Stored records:
=======
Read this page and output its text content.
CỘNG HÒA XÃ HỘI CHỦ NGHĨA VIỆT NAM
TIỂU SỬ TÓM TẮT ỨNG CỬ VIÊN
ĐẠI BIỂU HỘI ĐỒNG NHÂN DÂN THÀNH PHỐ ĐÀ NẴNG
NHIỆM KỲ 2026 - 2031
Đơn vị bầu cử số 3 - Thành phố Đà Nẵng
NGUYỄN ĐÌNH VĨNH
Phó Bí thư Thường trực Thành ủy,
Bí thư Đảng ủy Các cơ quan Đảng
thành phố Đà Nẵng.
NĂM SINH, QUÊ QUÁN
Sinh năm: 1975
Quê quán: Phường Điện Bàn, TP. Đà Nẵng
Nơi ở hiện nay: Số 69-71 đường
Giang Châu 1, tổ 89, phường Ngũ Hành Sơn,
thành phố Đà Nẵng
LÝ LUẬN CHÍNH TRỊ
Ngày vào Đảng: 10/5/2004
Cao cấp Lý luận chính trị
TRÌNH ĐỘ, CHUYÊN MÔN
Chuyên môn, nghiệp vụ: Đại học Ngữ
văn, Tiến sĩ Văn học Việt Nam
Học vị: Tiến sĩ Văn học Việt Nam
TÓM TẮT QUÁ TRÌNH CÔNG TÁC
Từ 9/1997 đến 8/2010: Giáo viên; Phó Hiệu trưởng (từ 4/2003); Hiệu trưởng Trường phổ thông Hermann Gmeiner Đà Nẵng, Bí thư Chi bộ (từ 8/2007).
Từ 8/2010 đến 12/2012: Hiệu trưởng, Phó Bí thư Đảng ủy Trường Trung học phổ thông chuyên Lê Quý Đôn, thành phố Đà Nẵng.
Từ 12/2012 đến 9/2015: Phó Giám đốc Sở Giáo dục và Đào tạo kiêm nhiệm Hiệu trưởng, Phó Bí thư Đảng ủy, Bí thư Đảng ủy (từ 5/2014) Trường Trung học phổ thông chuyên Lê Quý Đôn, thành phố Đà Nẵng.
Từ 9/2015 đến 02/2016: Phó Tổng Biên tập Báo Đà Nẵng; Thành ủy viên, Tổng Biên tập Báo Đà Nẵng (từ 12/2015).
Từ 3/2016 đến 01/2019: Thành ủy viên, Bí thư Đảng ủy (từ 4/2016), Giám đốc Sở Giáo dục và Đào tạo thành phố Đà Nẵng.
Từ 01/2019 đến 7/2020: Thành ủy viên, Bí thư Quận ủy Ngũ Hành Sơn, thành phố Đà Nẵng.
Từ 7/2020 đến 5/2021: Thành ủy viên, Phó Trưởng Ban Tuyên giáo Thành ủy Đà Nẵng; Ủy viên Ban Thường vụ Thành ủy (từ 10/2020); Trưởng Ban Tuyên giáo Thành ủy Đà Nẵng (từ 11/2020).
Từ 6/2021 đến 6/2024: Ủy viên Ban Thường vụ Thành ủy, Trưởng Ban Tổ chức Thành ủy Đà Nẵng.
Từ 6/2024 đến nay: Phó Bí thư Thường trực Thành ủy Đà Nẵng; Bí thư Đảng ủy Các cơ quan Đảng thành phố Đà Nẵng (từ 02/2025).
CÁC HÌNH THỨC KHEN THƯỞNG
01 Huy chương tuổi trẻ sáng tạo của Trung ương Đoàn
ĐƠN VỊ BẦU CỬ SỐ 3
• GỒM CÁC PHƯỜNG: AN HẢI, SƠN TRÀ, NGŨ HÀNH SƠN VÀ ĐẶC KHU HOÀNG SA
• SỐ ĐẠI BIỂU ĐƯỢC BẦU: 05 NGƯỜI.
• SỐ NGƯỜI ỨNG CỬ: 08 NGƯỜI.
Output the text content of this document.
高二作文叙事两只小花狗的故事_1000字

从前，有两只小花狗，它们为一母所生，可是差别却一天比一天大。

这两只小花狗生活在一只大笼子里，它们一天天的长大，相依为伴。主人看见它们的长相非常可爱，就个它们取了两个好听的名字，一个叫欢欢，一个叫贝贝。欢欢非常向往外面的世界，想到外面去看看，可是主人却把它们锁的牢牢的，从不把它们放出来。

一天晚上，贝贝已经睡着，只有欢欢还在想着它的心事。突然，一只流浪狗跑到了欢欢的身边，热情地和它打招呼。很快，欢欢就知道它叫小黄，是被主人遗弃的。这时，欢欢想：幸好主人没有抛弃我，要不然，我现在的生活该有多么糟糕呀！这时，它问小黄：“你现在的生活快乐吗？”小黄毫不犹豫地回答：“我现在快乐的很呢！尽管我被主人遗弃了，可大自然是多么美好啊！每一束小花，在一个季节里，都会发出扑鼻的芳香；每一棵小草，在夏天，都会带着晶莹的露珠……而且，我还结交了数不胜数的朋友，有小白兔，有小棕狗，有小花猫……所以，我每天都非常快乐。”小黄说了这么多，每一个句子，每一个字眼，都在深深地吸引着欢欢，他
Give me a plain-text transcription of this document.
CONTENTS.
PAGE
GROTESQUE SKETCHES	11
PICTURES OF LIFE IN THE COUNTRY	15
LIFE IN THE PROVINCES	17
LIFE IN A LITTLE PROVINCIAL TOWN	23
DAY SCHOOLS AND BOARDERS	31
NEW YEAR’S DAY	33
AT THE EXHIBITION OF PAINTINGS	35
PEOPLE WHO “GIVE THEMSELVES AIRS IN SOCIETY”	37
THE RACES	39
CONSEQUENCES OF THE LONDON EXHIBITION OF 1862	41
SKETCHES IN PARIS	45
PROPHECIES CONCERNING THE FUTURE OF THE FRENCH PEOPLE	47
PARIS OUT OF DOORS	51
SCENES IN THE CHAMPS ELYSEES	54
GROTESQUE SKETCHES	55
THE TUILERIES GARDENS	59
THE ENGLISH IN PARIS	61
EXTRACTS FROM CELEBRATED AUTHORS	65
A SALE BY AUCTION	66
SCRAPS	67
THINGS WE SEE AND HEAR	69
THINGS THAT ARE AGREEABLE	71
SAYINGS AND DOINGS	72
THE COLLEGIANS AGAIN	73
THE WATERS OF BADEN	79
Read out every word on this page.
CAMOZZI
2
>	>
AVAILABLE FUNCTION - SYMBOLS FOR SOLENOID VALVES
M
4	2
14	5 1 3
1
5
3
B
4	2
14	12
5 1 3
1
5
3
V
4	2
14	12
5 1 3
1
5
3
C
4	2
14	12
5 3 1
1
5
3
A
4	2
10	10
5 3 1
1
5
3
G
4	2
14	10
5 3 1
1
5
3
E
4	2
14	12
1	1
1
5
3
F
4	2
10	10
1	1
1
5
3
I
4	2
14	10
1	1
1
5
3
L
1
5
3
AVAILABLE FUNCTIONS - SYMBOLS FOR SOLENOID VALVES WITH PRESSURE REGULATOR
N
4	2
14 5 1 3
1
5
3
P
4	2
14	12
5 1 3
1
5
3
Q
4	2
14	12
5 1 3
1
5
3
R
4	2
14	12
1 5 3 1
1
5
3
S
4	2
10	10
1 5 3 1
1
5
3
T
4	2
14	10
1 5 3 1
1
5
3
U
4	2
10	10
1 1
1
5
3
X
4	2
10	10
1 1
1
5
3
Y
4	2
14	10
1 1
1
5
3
=======
REQUIRED WORK - Print the listing above in full, exactly as it is.

THE COMPLETED TASK -
Read this page and output its text content.
CỘNG HÒA XÃ HỘI CHỦ NGHĨA VIỆT NAM
TIỂU SỬ TÓM TẮT ỨNG CỬ VIÊN
ĐẠI BIỂU HỘI ĐỒNG NHÂN DÂN THÀNH PHỐ ĐÀ NẴNG
NHIỆM KỲ 2026 - 2031
Đơn vị bầu cử số 3 - Thành phố Đà Nẵng
NGUYỄN ĐÌNH VĨNH
Phó Bí thư Thường trực Thành ủy,
Bí thư Đảng ủy Các cơ quan Đảng
thành phố Đà Nẵng.
NĂM SINH, QUÊ QUÁN
Sinh năm: 1975
Quê quán: Phường Điện Bàn, TP. Đà Nẵng
Nơi ở hiện nay: Số 69-71 đường
Giang Châu 1, tổ 89, phường Ngũ Hành Sơn,
thành phố Đà Nẵng
LÝ LUẬN CHÍNH TRỊ
Ngày vào Đảng: 10/5/2004
Cao cấp Lý luận chính trị
TRÌNH ĐỘ, CHUYÊN MÔN
Chuyên môn, nghiệp vụ: Đại học Ngữ
văn, Tiến sĩ Văn học Việt Nam
Học vị: Tiến sĩ Văn học Việt Nam
TÓM TẮT QUÁ TRÌNH CÔNG TÁC
Từ 9/1997 đến 8/2010: Giáo viên; Phó Hiệu trưởng (từ 4/2003); Hiệu trưởng Trường phổ thông Hermann Gmeiner Đà Nẵng, Bí thư Chi bộ (từ 8/2007).
Từ 8/2010 đến 12/2012: Hiệu trưởng, Phó Bí thư Đảng ủy Trường Trung học phổ thông chuyên Lê Quý Đôn, thành phố Đà Nẵng.
Từ 12/2012 đến 9/2015: Phó Giám đốc Sở Giáo dục và Đào tạo kiêm nhiệm Hiệu trưởng, Phó Bí thư Đảng ủy, Bí thư Đảng ủy (từ 5/2014) Trường Trung học phổ thông chuyên Lê Quý Đôn, thành phố Đà Nẵng.
Từ 9/2015 đến 02/2016: Phó Tổng Biên tập Báo Đà Nẵng; Thành ủy viên, Tổng Biên tập Báo Đà Nẵng (từ 12/2015).
Từ 3/2016 đến 01/2019: Thành ủy viên, Bí thư Đảng ủy (từ 4/2016), Giám đốc Sở Giáo dục và Đào tạo thành phố Đà Nẵng.
Từ 01/2019 đến 7/2020: Thành ủy viên, Bí thư Quận ủy Ngũ Hành Sơn, thành phố Đà Nẵng.
Từ 7/2020 đến 5/2021: Thành ủy viên, Phó Trưởng Ban Tuyên giáo Thành ủy Đà Nẵng; Ủy viên Ban Thường vụ Thành ủy (từ 10/2020); Trưởng Ban Tuyên giáo Thành ủy Đà Nẵng (từ 11/2020).
Từ 6/2021 đến 6/2024: Ủy viên Ban Thường vụ Thành ủy, Trưởng Ban Tổ chức Thành ủy Đà Nẵng.
Từ 6/2024 đến nay: Phó Bí thư Thường trực Thành ủy Đà Nẵng; Bí thư Đảng ủy Các cơ quan Đảng thành phố Đà Nẵng (từ 02/2025).
CÁC HÌNH THỨC KHEN THƯỞNG
01 Huy chương tuổi trẻ sáng tạo của Trung ương Đoàn
ĐƠN VỊ BẦU CỬ SỐ 3
• GỒM CÁC PHƯỜNG: AN HẢI, SƠN TRÀ, NGŨ HÀNH SƠN VÀ ĐẶC KHU HOÀNG SA
• SỐ ĐẠI BIỂU ĐƯỢC BẦU: 05 NGƯỜI.
• SỐ NGƯỜI ỨNG CỬ: 08 NGƯỜI.
Output the text content of this document.
高二作文叙事两只小花狗的故事_1000字

从前，有两只小花狗，它们为一母所生，可是差别却一天比一天大。

这两只小花狗生活在一只大笼子里，它们一天天的长大，相依为伴。主人看见它们的长相非常可爱，就个它们取了两个好听的名字，一个叫欢欢，一个叫贝贝。欢欢非常向往外面的世界，想到外面去看看，可是主人却把它们锁的牢牢的，从不把它们放出来。

一天晚上，贝贝已经睡着，只有欢欢还在想着它的心事。突然，一只流浪狗跑到了欢欢的身边，热情地和它打招呼。很快，欢欢就知道它叫小黄，是被主人遗弃的。这时，欢欢想：幸好主人没有抛弃我，要不然，我现在的生活该有多么糟糕呀！这时，它问小黄：“你现在的生活快乐吗？”小黄毫不犹豫地回答：“我现在快乐的很呢！尽管我被主人遗弃了，可大自然是多么美好啊！每一束小花，在一个季节里，都会发出扑鼻的芳香；每一棵小草，在夏天，都会带着晶莹的露珠……而且，我还结交了数不胜数的朋友，有小白兔，有小棕狗，有小花猫……所以，我每天都非常快乐。”小黄说了这么多，每一个句子，每一个字眼，都在深深地吸引着欢欢，他
Give me a plain-text transcription of this document.
CONTENTS.
PAGE
GROTESQUE SKETCHES	11
PICTURES OF LIFE IN THE COUNTRY	15
LIFE IN THE PROVINCES	17
LIFE IN A LITTLE PROVINCIAL TOWN	23
DAY SCHOOLS AND BOARDERS	31
NEW YEAR’S DAY	33
AT THE EXHIBITION OF PAINTINGS	35
PEOPLE WHO “GIVE THEMSELVES AIRS IN SOCIETY”	37
THE RACES	39
CONSEQUENCES OF THE LONDON EXHIBITION OF 1862	41
SKETCHES IN PARIS	45
PROPHECIES CONCERNING THE FUTURE OF THE FRENCH PEOPLE	47
PARIS OUT OF DOORS	51
SCENES IN THE CHAMPS ELYSEES	54
GROTESQUE SKETCHES	55
THE TUILERIES GARDENS	59
THE ENGLISH IN PARIS	61
EXTRACTS FROM CELEBRATED AUTHORS	65
A SALE BY AUCTION	66
SCRAPS	67
THINGS WE SEE AND HEAR	69
THINGS THAT ARE AGREEABLE	71
SAYINGS AND DOINGS	72
THE COLLEGIANS AGAIN	73
THE WATERS OF BADEN	79
Read out every word on this page.
CAMOZZI
2
>	>
AVAILABLE FUNCTION - SYMBOLS FOR SOLENOID VALVES
M
4	2
14	5 1 3
1
5
3
B
4	2
14	12
5 1 3
1
5
3
V
4	2
14	12
5 1 3
1
5
3
C
4	2
14	12
5 3 1
1
5
3
A
4	2
10	10
5 3 1
1
5
3
G
4	2
14	10
5 3 1
1
5
3
E
4	2
14	12
1	1
1
5
3
F
4	2
10	10
1	1
1
5
3
I
4	2
14	10
1	1
1
5
3
L
1
5
3
AVAILABLE FUNCTIONS - SYMBOLS FOR SOLENOID VALVES WITH PRESSURE REGULATOR
N
4	2
14 5 1 3
1
5
3
P
4	2
14	12
5 1 3
1
5
3
Q
4	2
14	12
5 1 3
1
5
3
R
4	2
14	12
1 5 3 1
1
5
3
S
4	2
10	10
1 5 3 1
1
5
3
T
4	2
14	10
1 5 3 1
1
5
3
U
4	2
10	10
1 1
1
5
3
X
4	2
10	10
1 1
1
5
3
Y
4	2
14	10
1 1
1
5
3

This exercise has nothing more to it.